- [WHAT TO WORK ON]:
Wherever "highlight" appears in a line, copy that line.

Data entries
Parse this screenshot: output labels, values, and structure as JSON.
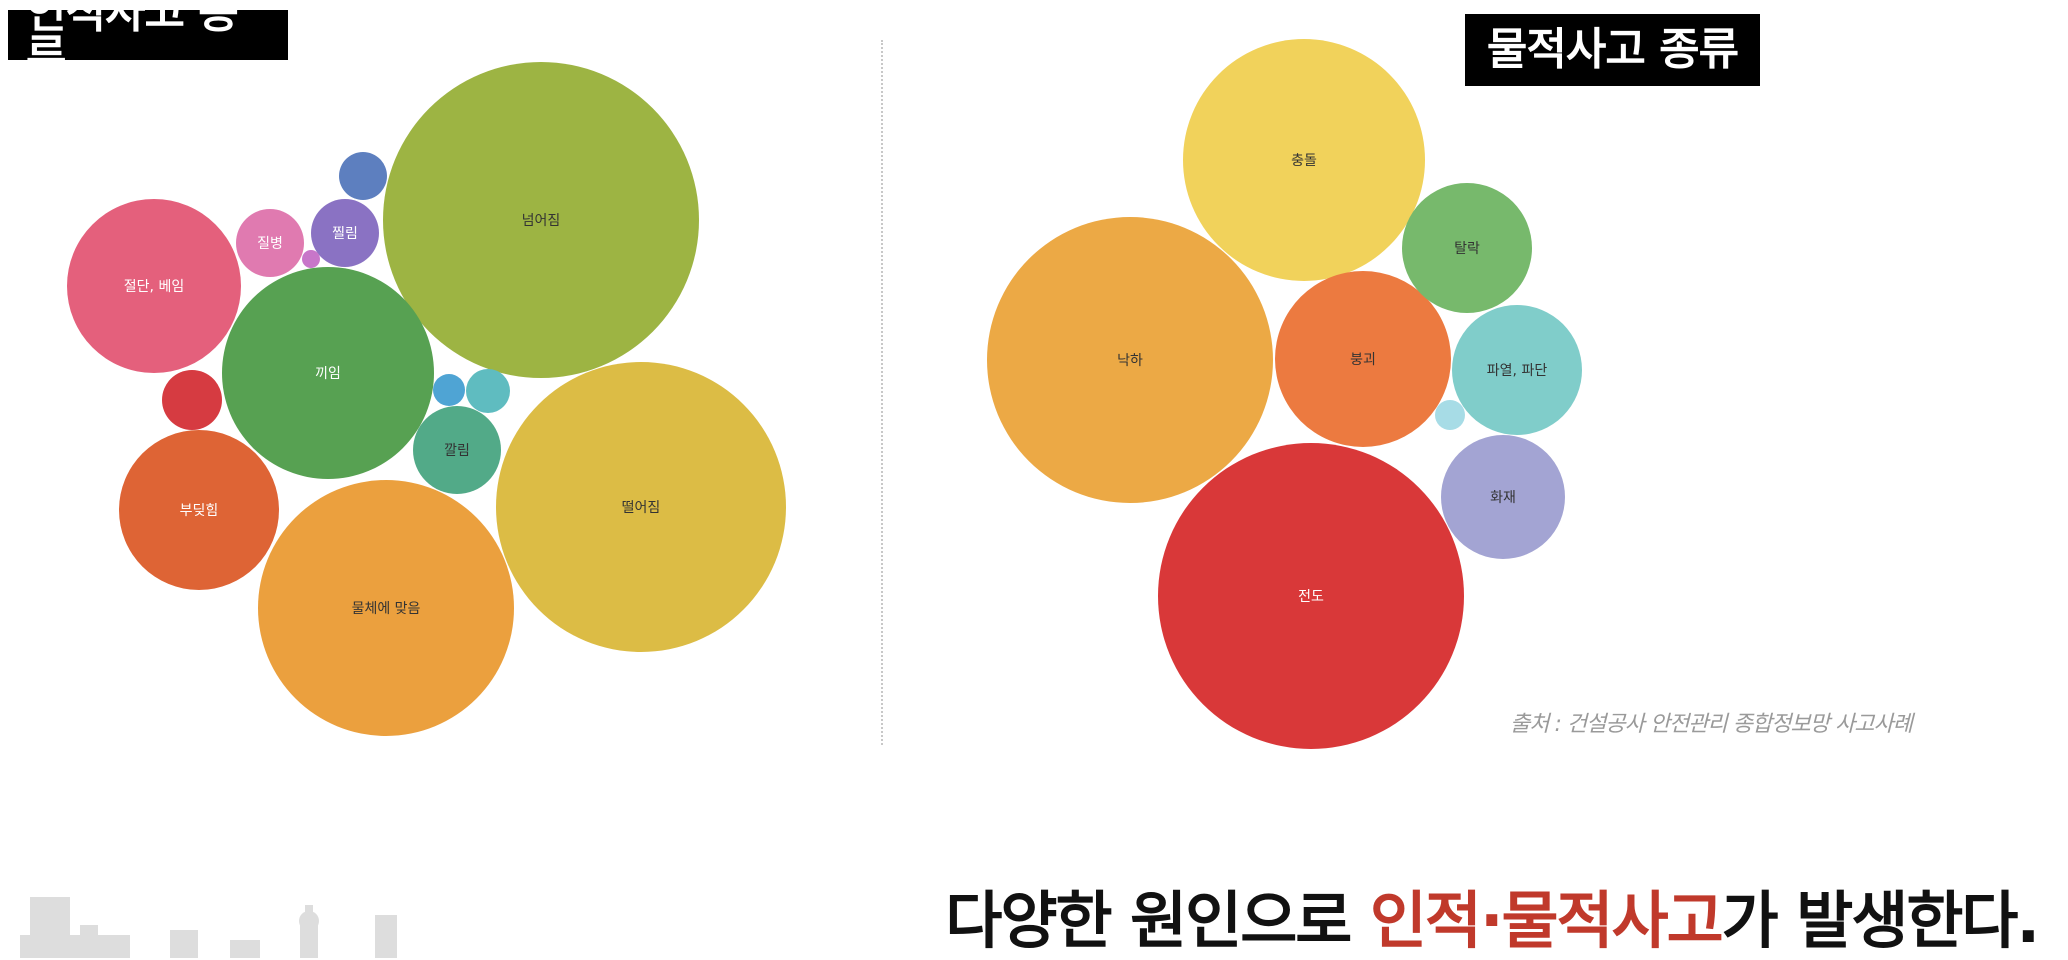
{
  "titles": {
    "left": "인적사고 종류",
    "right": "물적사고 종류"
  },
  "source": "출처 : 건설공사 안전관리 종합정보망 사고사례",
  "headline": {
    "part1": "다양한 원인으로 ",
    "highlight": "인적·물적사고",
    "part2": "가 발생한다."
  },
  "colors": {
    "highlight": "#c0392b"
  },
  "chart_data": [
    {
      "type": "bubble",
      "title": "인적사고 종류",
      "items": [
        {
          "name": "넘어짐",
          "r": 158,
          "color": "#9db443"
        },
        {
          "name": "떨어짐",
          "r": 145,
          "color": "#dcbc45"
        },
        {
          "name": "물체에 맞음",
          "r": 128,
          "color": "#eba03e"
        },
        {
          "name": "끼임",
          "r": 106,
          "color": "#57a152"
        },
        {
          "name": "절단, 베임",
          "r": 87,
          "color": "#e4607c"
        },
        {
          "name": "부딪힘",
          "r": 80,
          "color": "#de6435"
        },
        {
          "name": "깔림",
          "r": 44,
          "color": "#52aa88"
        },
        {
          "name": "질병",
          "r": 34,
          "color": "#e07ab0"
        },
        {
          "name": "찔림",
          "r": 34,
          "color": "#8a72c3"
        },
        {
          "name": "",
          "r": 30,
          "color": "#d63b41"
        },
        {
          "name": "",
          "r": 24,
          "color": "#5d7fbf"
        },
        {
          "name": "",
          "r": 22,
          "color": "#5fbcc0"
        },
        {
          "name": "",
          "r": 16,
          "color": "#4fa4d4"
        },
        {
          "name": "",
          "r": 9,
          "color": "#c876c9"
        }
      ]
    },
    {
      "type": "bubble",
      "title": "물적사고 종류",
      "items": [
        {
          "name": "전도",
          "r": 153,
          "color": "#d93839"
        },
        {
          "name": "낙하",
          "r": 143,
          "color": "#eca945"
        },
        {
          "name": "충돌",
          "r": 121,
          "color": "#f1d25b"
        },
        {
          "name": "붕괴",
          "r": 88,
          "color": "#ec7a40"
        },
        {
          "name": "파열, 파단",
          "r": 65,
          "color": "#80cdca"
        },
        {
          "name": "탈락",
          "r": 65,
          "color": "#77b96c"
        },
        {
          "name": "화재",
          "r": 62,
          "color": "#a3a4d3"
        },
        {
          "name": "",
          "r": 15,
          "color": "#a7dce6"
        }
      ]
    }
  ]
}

- [PROBLEM SOLUTION]:
    "highlight": "인적·물적사고",
    "highlight": "#c0392b"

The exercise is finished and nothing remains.